Copy each line below that includes "this".

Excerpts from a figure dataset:
====
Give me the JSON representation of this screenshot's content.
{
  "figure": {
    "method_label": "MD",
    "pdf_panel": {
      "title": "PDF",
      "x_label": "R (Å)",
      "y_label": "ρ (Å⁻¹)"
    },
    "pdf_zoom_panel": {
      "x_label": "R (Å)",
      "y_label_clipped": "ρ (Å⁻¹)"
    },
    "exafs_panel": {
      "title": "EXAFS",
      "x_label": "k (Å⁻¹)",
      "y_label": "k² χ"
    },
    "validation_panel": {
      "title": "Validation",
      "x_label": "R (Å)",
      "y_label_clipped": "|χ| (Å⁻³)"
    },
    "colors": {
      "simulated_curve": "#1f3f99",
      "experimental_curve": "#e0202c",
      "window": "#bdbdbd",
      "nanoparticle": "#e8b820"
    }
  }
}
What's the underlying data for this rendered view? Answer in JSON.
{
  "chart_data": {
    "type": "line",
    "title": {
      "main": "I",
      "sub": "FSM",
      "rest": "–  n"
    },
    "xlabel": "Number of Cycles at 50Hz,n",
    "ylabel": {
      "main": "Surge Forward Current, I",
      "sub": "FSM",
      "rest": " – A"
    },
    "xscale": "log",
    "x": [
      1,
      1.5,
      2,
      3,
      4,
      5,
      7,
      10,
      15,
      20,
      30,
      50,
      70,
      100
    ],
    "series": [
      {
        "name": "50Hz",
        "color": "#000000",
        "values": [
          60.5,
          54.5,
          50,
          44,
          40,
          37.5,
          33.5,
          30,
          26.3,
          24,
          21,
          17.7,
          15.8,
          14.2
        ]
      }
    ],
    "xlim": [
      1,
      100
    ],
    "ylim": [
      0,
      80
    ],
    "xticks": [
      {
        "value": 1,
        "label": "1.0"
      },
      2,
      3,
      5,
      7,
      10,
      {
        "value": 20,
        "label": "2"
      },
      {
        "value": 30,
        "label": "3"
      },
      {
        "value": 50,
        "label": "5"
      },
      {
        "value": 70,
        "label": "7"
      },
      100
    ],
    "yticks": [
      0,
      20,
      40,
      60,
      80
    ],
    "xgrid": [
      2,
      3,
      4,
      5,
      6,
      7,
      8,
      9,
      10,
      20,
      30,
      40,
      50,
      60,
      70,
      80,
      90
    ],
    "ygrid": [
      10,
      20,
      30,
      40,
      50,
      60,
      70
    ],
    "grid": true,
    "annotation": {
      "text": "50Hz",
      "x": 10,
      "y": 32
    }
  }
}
====
# WRITTEN ANSWER
Give me the JSON representation of this screenshot's content.
What's the underlying data for this rendered view? Answer in JSON.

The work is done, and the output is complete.